● **課題の説明**: 下にあるオーディオ雑誌についての本文から、「先日、書店で知り合いで音楽関」を含む語句で始まり「はプロの研究者も近いかもね。」で終わる部分を、一字も変えずに返してください。

● **本文**:
先日、書店で知り合いで音楽関係の雑誌社の方とばったりあって、しばし雑談していたのですが、オーディオ雑誌の編集をされており、そのときにネット発信が容易になって、オーディオ雑誌の位置づけを模索しているという話を伺っていたのが思い出されます。オーディオ雑誌は、主にオーディオの評論を職業としている人たち、通称、オーディオ評論家という人たちに、商品レビューを書いてもらって、それを雑誌にしていました。しかし、いまはネットで実際に商品を買った人たちの商品レビューがネットに溢れており、オーディオ評論家のウンチクよりも、商品を使っている人のレビューが見られるし、自分で商品を買って使っている人のレビューの方が、評論家のウンチクよりも役に立つ。また、消費者はオーディオ雑誌の記事や広告よりも、そのレビューを参考にするようになり、広告が集まらない。さらにオーディオという趣味自体がニッチになり、新製品が減っており、記事として書くことが減ったし、広告も減った。結果として評論家投票による優秀オーディオ商品選びの記事ばかりで、読者に飽きられるという悪循環だそうです。他の買い物指南雑誌。例えば家電批評や暮らしの手帖も同じ状況なのでしょうね(暮らしの手帖は広告をとらないので、ちょっと違うけど)。でもこの状況はプロの研究者も近いかもね。

● **提供データ**:
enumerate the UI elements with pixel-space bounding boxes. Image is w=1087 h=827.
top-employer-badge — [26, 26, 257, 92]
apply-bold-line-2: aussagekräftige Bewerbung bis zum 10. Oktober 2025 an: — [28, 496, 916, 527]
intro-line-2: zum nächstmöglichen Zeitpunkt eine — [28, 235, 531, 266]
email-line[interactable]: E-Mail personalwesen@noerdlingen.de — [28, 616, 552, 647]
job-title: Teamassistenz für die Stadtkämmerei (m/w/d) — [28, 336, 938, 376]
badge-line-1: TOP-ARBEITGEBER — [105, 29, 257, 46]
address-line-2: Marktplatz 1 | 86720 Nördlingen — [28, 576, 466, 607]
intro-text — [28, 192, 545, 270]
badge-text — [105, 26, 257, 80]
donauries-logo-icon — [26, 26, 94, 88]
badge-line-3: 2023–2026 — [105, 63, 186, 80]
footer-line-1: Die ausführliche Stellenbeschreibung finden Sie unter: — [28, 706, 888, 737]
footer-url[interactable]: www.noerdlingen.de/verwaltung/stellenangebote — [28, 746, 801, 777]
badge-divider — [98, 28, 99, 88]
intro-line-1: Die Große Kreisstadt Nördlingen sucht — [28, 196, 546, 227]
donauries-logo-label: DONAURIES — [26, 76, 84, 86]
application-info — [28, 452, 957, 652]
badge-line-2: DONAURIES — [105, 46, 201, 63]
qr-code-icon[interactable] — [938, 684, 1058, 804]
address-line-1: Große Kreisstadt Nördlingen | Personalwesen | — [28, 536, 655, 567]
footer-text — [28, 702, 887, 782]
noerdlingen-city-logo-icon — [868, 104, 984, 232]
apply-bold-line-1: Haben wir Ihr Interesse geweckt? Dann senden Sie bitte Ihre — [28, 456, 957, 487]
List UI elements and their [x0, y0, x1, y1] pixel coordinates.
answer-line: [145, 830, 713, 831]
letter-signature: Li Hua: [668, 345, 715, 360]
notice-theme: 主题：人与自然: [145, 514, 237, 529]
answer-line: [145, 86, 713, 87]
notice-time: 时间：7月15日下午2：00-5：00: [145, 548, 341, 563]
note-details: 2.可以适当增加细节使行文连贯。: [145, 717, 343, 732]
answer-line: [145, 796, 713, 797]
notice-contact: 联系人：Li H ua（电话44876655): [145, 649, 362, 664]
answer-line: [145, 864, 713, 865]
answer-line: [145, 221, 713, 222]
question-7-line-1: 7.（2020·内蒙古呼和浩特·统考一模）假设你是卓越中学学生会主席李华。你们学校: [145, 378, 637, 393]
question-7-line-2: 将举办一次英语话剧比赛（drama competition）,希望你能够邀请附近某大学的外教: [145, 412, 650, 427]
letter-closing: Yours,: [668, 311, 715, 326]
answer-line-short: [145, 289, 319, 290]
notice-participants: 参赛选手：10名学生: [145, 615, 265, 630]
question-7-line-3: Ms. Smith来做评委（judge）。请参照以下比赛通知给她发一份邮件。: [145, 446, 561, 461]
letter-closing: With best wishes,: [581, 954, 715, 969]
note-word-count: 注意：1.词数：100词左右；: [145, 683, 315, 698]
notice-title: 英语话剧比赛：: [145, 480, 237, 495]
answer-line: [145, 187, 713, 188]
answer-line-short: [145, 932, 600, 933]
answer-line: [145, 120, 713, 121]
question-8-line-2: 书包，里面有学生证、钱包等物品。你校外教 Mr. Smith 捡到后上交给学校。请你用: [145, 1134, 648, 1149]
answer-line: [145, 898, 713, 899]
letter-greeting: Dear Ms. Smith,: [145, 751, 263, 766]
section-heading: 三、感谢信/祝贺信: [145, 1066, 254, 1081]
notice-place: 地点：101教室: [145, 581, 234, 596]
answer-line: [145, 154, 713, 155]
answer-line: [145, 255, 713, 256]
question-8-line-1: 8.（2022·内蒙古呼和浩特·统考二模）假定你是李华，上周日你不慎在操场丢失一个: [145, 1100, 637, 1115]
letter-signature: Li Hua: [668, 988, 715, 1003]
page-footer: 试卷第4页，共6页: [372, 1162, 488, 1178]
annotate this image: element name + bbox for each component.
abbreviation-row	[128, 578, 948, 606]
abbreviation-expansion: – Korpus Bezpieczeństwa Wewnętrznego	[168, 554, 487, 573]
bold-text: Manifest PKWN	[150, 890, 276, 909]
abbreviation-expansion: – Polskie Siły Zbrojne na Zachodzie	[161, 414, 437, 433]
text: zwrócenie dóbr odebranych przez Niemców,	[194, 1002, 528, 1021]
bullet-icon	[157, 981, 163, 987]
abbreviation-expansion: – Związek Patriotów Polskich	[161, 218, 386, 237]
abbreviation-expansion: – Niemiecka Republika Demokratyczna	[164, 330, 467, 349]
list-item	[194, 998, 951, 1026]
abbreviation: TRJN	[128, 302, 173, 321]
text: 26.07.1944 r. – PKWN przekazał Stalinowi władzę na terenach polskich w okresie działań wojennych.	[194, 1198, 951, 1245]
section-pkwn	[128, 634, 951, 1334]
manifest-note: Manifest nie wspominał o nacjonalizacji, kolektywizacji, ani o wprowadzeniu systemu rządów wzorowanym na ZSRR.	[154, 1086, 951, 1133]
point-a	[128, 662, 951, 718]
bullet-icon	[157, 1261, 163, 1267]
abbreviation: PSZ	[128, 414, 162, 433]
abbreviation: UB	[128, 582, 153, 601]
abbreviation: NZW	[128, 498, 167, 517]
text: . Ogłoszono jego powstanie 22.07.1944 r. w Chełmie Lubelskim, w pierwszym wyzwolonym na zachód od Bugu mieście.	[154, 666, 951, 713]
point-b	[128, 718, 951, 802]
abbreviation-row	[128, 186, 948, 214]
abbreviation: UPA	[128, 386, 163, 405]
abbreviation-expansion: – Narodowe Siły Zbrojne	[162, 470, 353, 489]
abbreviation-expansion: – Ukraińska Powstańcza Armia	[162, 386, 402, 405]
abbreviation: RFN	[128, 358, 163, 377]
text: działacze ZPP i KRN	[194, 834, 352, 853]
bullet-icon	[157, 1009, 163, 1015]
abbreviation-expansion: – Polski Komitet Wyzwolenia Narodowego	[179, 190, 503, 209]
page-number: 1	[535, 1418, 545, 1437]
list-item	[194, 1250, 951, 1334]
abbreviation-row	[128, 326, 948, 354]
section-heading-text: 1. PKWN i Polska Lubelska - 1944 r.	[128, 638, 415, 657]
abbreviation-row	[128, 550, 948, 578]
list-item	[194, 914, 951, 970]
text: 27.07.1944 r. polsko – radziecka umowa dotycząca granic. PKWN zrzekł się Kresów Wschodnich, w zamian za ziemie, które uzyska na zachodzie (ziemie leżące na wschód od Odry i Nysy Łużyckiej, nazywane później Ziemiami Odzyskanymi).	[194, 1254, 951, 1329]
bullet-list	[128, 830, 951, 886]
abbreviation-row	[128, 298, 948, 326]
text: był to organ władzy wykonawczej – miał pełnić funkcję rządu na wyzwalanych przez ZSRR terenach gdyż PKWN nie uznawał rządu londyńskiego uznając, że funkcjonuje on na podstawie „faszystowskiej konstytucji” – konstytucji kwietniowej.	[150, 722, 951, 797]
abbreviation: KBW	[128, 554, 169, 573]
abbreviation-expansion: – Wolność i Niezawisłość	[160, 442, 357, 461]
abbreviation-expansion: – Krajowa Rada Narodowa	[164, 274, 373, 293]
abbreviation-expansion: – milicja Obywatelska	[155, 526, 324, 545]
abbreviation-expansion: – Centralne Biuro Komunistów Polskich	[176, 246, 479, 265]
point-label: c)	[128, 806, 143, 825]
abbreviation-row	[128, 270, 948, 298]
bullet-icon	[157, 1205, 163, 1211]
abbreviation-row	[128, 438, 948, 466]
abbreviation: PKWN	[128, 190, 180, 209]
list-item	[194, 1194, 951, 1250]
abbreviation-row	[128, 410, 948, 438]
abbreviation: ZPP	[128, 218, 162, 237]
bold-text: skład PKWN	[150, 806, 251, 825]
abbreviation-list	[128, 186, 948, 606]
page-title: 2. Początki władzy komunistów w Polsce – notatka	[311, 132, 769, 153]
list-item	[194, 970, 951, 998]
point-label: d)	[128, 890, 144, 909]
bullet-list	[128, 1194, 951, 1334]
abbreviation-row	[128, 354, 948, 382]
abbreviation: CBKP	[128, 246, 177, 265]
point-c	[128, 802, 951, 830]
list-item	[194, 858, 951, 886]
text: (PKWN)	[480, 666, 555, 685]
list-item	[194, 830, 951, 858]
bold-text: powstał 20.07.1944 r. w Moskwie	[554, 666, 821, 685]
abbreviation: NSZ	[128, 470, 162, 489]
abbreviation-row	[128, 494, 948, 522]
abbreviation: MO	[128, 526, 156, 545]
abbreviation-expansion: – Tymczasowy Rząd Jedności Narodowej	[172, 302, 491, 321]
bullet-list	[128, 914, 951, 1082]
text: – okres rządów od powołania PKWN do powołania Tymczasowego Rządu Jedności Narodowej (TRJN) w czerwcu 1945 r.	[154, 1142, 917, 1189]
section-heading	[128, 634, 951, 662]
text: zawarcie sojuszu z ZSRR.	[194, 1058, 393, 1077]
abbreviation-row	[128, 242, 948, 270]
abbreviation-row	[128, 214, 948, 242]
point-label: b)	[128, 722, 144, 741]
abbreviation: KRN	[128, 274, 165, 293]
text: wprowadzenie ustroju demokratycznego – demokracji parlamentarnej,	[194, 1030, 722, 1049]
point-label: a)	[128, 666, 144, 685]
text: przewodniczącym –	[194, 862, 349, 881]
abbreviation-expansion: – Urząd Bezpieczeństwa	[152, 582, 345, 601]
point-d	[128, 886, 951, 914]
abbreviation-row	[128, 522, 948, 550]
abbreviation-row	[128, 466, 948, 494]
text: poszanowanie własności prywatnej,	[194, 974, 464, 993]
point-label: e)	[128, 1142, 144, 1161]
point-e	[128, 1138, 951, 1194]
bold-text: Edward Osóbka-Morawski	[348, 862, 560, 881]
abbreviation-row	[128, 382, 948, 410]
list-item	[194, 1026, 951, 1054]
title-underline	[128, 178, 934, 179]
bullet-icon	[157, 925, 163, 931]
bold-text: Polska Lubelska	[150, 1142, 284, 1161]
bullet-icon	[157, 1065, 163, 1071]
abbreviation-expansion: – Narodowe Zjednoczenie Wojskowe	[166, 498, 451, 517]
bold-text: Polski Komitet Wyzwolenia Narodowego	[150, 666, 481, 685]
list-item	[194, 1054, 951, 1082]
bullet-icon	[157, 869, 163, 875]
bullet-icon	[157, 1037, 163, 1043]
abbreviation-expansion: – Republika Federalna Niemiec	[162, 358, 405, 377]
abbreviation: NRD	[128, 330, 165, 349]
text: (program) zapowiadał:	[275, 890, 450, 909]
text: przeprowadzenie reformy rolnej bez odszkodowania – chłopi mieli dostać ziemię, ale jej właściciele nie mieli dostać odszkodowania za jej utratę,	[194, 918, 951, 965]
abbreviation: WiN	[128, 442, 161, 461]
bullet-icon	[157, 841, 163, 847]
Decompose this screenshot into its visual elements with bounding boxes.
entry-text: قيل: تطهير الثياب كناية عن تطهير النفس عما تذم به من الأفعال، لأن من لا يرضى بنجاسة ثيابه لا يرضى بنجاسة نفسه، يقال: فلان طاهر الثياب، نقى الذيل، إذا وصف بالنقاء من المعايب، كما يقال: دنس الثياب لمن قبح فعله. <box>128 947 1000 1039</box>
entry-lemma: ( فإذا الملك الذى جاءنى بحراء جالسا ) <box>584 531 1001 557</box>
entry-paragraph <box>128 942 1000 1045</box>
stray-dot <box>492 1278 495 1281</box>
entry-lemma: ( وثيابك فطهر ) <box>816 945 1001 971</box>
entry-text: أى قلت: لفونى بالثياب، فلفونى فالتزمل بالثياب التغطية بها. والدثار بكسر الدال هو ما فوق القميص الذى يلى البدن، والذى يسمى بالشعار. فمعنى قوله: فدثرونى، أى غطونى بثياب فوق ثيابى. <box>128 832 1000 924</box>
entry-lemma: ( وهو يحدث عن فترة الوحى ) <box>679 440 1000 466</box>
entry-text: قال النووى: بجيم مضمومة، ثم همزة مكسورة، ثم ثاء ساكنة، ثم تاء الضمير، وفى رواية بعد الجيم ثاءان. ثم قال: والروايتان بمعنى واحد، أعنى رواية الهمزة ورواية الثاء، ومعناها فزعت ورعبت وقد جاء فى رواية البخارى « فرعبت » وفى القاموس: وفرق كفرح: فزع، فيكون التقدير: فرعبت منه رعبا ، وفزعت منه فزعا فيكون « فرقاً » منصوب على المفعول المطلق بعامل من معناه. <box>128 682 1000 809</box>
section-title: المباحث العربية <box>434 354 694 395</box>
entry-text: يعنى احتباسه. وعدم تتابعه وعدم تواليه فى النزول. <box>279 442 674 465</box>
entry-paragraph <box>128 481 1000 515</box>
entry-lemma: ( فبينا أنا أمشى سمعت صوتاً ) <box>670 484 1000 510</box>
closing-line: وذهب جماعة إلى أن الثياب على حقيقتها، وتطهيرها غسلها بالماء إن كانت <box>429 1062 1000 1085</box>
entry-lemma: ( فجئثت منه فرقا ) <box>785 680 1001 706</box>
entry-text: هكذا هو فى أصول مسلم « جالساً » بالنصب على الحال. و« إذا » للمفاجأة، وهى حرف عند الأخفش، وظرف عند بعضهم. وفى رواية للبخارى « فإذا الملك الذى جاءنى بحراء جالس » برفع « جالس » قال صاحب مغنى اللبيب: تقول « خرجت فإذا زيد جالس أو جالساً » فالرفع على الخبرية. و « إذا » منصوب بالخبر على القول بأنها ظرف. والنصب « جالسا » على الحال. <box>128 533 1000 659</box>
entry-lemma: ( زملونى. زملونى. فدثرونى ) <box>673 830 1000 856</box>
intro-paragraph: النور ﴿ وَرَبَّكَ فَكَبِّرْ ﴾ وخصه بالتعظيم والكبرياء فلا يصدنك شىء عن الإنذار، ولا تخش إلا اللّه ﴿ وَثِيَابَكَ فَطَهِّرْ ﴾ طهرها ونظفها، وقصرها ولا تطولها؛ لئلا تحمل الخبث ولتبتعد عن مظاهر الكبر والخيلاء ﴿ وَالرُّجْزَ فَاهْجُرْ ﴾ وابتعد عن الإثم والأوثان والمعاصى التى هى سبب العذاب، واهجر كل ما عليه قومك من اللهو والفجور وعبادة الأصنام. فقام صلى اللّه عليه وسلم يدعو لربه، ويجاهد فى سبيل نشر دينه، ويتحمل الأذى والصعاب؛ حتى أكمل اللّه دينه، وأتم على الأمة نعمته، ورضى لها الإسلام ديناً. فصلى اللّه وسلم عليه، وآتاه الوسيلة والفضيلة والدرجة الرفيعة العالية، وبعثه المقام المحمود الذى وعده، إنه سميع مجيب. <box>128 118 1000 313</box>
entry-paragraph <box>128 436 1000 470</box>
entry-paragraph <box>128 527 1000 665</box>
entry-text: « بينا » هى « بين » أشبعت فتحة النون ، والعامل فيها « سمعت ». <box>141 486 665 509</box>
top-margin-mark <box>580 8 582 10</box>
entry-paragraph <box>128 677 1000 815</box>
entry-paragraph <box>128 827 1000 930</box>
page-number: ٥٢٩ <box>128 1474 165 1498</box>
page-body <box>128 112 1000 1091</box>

● **解答文**:
先日、書店で知り合いで音楽関係の雑誌社の方とばったりあって、しばし雑談していたのですが、オーディオ雑誌の編集をされており、そのときにネット発信が容易になって、オーディオ雑誌の位置づけを模索しているという話を伺っていたのが思い出されます。オーディオ雑誌は、主にオーディオの評論を職業としている人たち、通称、オーディオ評論家という人たちに、商品レビューを書いてもらって、それを雑誌にしていました。しかし、いまはネットで実際に商品を買った人たちの商品レビューがネットに溢れており、オーディオ評論家のウンチクよりも、商品を使っている人のレビューが見られるし、自分で商品を買って使っている人のレビューの方が、評論家のウンチクよりも役に立つ。また、消費者はオーディオ雑誌の記事や広告よりも、そのレビューを参考にするようになり、広告が集まらない。さらにオーディオという趣味自体がニッチになり、新製品が減っており、記事として書くことが減ったし、広告も減った。結果として評論家投票による優秀オーディオ商品選びの記事ばかりで、読者に飽きられるという悪循環だそうです。他の買い物指南雑誌。例えば家電批評や暮らしの手帖も同じ状況なのでしょうね(暮らしの手帖は広告をとらないので、ちょっと違うけど)。でもこの状況はプロの研究者も近いかもね。